**PROVIDED RECORDS**
━━━━━━━━

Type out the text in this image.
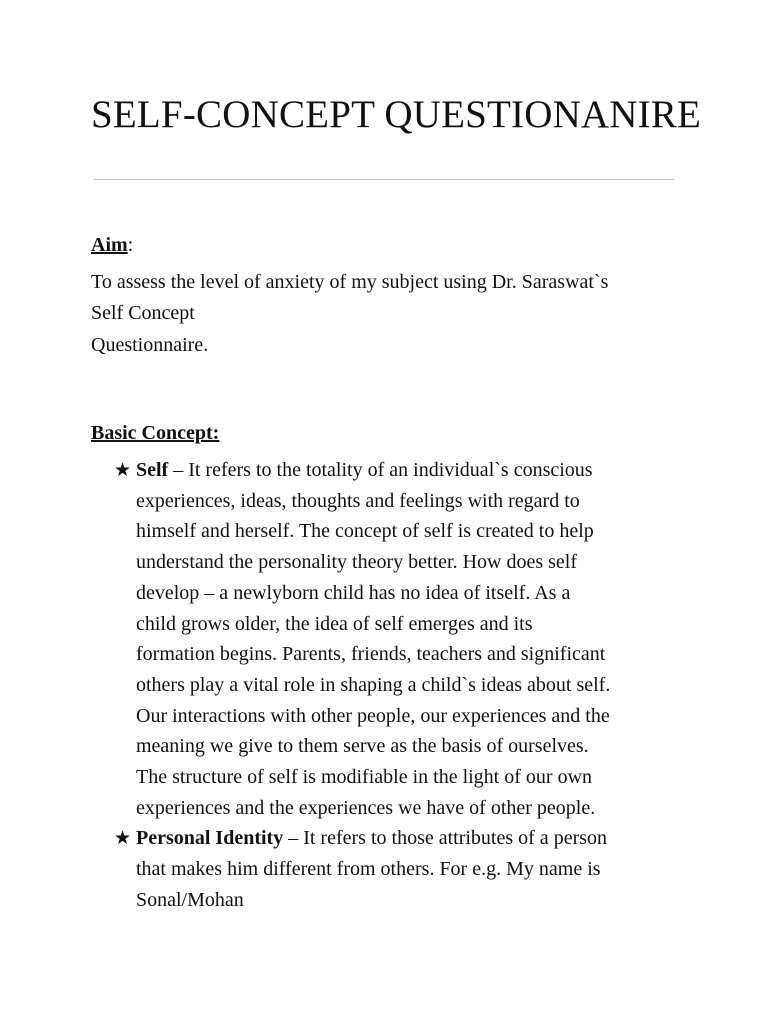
SELF-CONCEPT QUESTIONANIRE

Aim:

To assess the level of anxiety of my subject using Dr. Saraswat`s
Self Concept
Questionnaire.

Basic Concept:

★ Self – It refers to the totality of an individual`s conscious
experiences, ideas, thoughts and feelings with regard to
himself and herself. The concept of self is created to help
understand the personality theory better. How does self
develop – a newlyborn child has no idea of itself. As a
child grows older, the idea of self emerges and its
formation begins. Parents, friends, teachers and significant
others play a vital role in shaping a child`s ideas about self.
Our interactions with other people, our experiences and the
meaning we give to them serve as the basis of ourselves.
The structure of self is modifiable in the light of our own
experiences and the experiences we have of other people.
★ Personal Identity – It refers to those attributes of a person
that makes him different from others. For e.g. My name is
Sonal/Mohan
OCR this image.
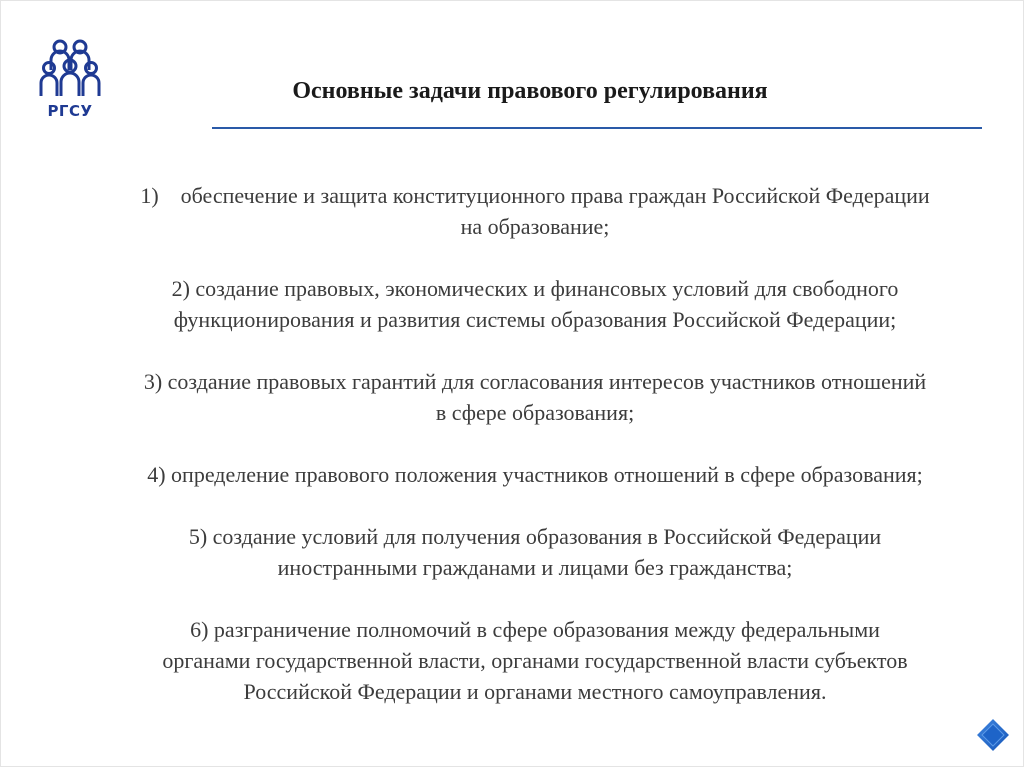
РГСУ
Основные задачи правового регулирования
1) обеспечение и защита конституционного права граждан Российской Федерации
на образование;
2) создание правовых, экономических и финансовых условий для свободного
функционирования и развития системы образования Российской Федерации;
3) создание правовых гарантий для согласования интересов участников отношений
в сфере образования;
4) определение правового положения участников отношений в сфере образования;
5) создание условий для получения образования в Российской Федерации
иностранными гражданами и лицами без гражданства;
6) разграничение полномочий в сфере образования между федеральными
органами государственной власти, органами государственной власти субъектов
Российской Федерации и органами местного самоуправления.
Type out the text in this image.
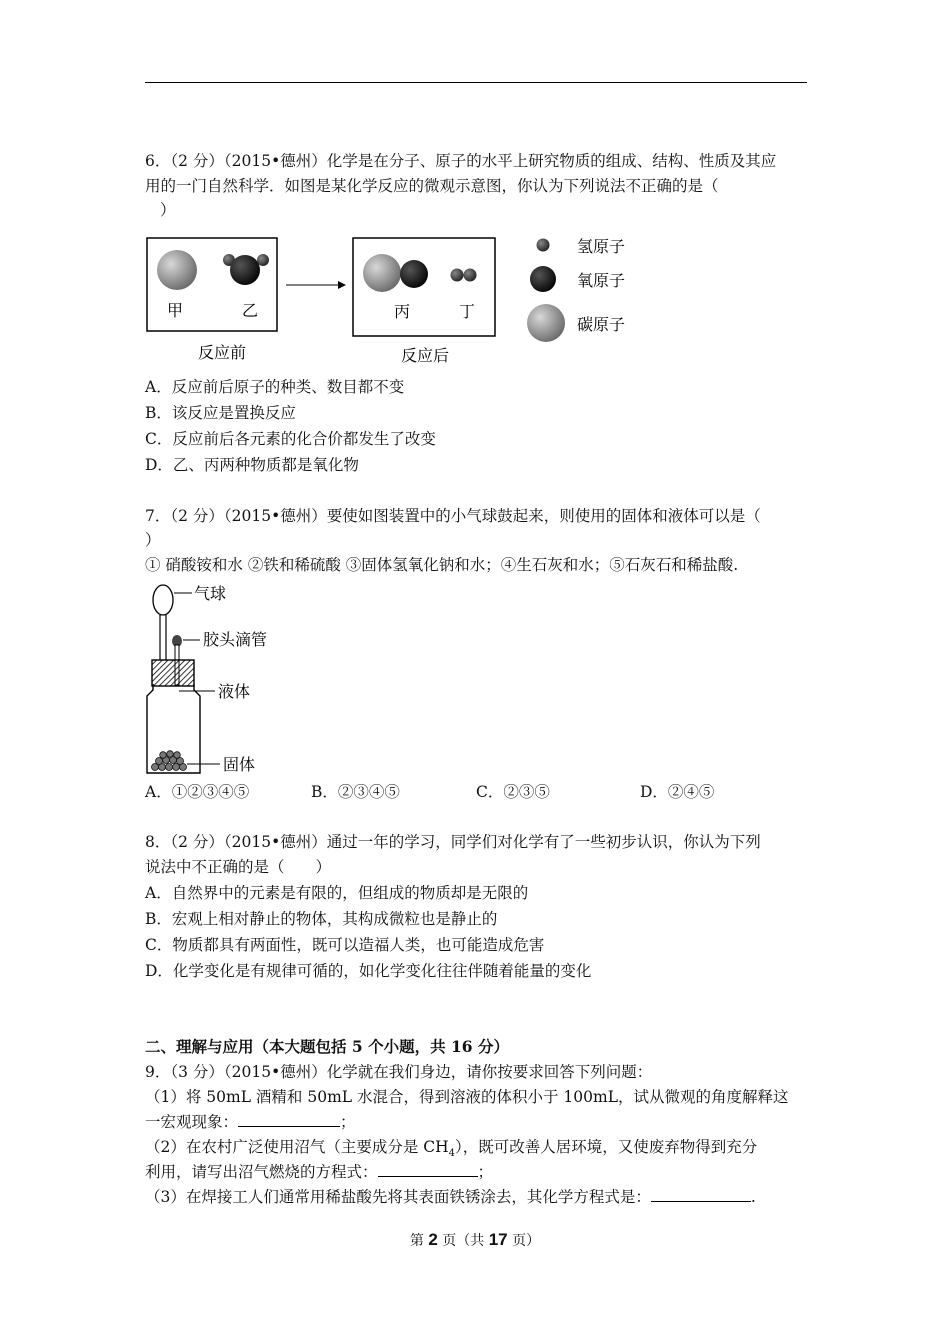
6．（2 分）（2015•德州）化学是在分子、原子的水平上研究物质的组成、结构、性质及其应
用的一门自然科学．如图是某化学反应的微观示意图，你认为下列说法不正确的是（
）
甲	乙	丙	丁
反应前	反应后
氢原子
氧原子
碳原子
A．反应前后原子的种类、数目都不变
B．该反应是置换反应
C．反应前后各元素的化合价都发生了改变
D．乙、丙两种物质都是氧化物
7．（2 分）（2015•德州）要使如图装置中的小气球鼓起来，则使用的固体和液体可以是（
）
① 硝酸铵和水 ②铁和稀硫酸 ③固体氢氧化钠和水；④生石灰和水；⑤石灰石和稀盐酸.
气球
胶头滴管
液体
固体
A．①②③④⑤	B．②③④⑤	C．②③⑤	D．②④⑤
8．（2 分）（2015•德州）通过一年的学习，同学们对化学有了一些初步认识，你认为下列
说法中不正确的是（　　）
A．自然界中的元素是有限的，但组成的物质却是无限的
B．宏观上相对静止的物体，其构成微粒也是静止的
C．物质都具有两面性，既可以造福人类，也可能造成危害
D．化学变化是有规律可循的，如化学变化往往伴随着能量的变化
二、理解与应用（本大题包括 5 个小题，共 16 分）
9．（3 分）（2015•德州）化学就在我们身边，请你按要求回答下列问题：
（1）将 50mL 酒精和 50mL 水混合，得到溶液的体积小于 100mL，试从微观的角度解释这
一宏观现象：	；
（2）在农村广泛使用沼气（主要成分是 $CH_4$），既可改善人居环境，又使废弃物得到充分
利用，请写出沼气燃烧的方程式：	；
（3）在焊接工人们通常用稀盐酸先将其表面铁锈涂去，其化学方程式是：	.
第 2 页（共 17 页）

━━━━━━━━

**EXERCISE**
Find all the lines containing "experiences" in the material, then copy them.

**RESULT**
experiences, ideas, thoughts and feelings with regard to
Our interactions with other people, our experiences and the
experiences and the experiences we have of other people.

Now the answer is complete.